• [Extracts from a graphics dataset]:
----------
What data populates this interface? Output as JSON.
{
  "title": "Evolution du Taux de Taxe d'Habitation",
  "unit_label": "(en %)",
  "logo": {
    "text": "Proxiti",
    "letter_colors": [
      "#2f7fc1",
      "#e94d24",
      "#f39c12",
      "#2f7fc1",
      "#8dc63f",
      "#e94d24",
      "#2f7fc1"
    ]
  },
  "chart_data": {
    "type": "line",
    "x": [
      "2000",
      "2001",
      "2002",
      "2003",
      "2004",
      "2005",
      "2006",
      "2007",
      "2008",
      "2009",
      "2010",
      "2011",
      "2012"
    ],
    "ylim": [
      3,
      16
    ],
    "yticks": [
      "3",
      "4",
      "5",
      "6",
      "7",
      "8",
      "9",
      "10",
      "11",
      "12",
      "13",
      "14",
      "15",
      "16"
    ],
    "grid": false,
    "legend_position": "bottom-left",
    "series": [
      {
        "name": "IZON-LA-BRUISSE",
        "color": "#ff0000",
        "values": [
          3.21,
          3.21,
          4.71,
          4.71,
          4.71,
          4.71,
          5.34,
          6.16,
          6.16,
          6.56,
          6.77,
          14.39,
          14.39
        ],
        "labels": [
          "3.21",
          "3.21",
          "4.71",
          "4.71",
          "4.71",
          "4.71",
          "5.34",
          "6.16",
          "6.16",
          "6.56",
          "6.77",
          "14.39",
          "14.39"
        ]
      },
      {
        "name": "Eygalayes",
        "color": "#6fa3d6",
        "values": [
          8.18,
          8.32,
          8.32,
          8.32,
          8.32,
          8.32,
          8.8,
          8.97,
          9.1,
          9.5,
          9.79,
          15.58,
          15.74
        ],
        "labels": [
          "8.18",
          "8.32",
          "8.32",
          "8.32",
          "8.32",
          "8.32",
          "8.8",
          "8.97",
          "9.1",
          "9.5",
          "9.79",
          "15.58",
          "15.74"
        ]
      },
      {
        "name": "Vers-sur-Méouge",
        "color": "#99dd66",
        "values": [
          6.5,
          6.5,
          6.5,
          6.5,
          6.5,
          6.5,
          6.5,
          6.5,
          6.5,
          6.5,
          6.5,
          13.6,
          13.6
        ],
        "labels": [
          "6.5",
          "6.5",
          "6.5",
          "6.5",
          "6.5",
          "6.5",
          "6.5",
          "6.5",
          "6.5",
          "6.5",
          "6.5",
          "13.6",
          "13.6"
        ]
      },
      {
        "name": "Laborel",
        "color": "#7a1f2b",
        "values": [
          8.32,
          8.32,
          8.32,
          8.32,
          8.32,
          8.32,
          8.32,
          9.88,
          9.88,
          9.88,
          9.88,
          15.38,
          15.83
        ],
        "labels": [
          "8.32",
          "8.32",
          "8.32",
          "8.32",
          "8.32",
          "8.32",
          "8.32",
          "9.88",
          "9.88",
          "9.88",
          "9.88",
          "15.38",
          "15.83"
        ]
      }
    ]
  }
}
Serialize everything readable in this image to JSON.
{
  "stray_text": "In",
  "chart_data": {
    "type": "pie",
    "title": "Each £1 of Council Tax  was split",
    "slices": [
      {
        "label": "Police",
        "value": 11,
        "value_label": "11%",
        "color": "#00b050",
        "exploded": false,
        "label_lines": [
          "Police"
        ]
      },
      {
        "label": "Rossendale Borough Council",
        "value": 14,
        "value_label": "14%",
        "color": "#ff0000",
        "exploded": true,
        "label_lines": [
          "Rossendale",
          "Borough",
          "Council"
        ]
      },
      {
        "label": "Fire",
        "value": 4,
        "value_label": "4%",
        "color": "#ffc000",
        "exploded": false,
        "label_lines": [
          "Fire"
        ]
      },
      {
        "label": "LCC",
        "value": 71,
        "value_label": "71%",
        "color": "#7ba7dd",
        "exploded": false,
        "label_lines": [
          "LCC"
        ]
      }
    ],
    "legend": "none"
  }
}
----------
• [Aim]:
Retype all the material above precisely, with no line left out.

• [Output of the task]:
What data populates this interface? Output as JSON.
{
  "title": "Evolution du Taux de Taxe d'Habitation",
  "unit_label": "(en %)",
  "logo": {
    "text": "Proxiti",
    "letter_colors": [
      "#2f7fc1",
      "#e94d24",
      "#f39c12",
      "#2f7fc1",
      "#8dc63f",
      "#e94d24",
      "#2f7fc1"
    ]
  },
  "chart_data": {
    "type": "line",
    "x": [
      "2000",
      "2001",
      "2002",
      "2003",
      "2004",
      "2005",
      "2006",
      "2007",
      "2008",
      "2009",
      "2010",
      "2011",
      "2012"
    ],
    "ylim": [
      3,
      16
    ],
    "yticks": [
      "3",
      "4",
      "5",
      "6",
      "7",
      "8",
      "9",
      "10",
      "11",
      "12",
      "13",
      "14",
      "15",
      "16"
    ],
    "grid": false,
    "legend_position": "bottom-left",
    "series": [
      {
        "name": "IZON-LA-BRUISSE",
        "color": "#ff0000",
        "values": [
          3.21,
          3.21,
          4.71,
          4.71,
          4.71,
          4.71,
          5.34,
          6.16,
          6.16,
          6.56,
          6.77,
          14.39,
          14.39
        ],
        "labels": [
          "3.21",
          "3.21",
          "4.71",
          "4.71",
          "4.71",
          "4.71",
          "5.34",
          "6.16",
          "6.16",
          "6.56",
          "6.77",
          "14.39",
          "14.39"
        ]
      },
      {
        "name": "Eygalayes",
        "color": "#6fa3d6",
        "values": [
          8.18,
          8.32,
          8.32,
          8.32,
          8.32,
          8.32,
          8.8,
          8.97,
          9.1,
          9.5,
          9.79,
          15.58,
          15.74
        ],
        "labels": [
          "8.18",
          "8.32",
          "8.32",
          "8.32",
          "8.32",
          "8.32",
          "8.8",
          "8.97",
          "9.1",
          "9.5",
          "9.79",
          "15.58",
          "15.74"
        ]
      },
      {
        "name": "Vers-sur-Méouge",
        "color": "#99dd66",
        "values": [
          6.5,
          6.5,
          6.5,
          6.5,
          6.5,
          6.5,
          6.5,
          6.5,
          6.5,
          6.5,
          6.5,
          13.6,
          13.6
        ],
        "labels": [
          "6.5",
          "6.5",
          "6.5",
          "6.5",
          "6.5",
          "6.5",
          "6.5",
          "6.5",
          "6.5",
          "6.5",
          "6.5",
          "13.6",
          "13.6"
        ]
      },
      {
        "name": "Laborel",
        "color": "#7a1f2b",
        "values": [
          8.32,
          8.32,
          8.32,
          8.32,
          8.32,
          8.32,
          8.32,
          9.88,
          9.88,
          9.88,
          9.88,
          15.38,
          15.83
        ],
        "labels": [
          "8.32",
          "8.32",
          "8.32",
          "8.32",
          "8.32",
          "8.32",
          "8.32",
          "9.88",
          "9.88",
          "9.88",
          "9.88",
          "15.38",
          "15.83"
        ]
      }
    ]
  }
}
Serialize everything readable in this image to JSON.
{
  "stray_text": "In",
  "chart_data": {
    "type": "pie",
    "title": "Each £1 of Council Tax  was split",
    "slices": [
      {
        "label": "Police",
        "value": 11,
        "value_label": "11%",
        "color": "#00b050",
        "exploded": false,
        "label_lines": [
          "Police"
        ]
      },
      {
        "label": "Rossendale Borough Council",
        "value": 14,
        "value_label": "14%",
        "color": "#ff0000",
        "exploded": true,
        "label_lines": [
          "Rossendale",
          "Borough",
          "Council"
        ]
      },
      {
        "label": "Fire",
        "value": 4,
        "value_label": "4%",
        "color": "#ffc000",
        "exploded": false,
        "label_lines": [
          "Fire"
        ]
      },
      {
        "label": "LCC",
        "value": 71,
        "value_label": "71%",
        "color": "#7ba7dd",
        "exploded": false,
        "label_lines": [
          "LCC"
        ]
      }
    ],
    "legend": "none"
  }
}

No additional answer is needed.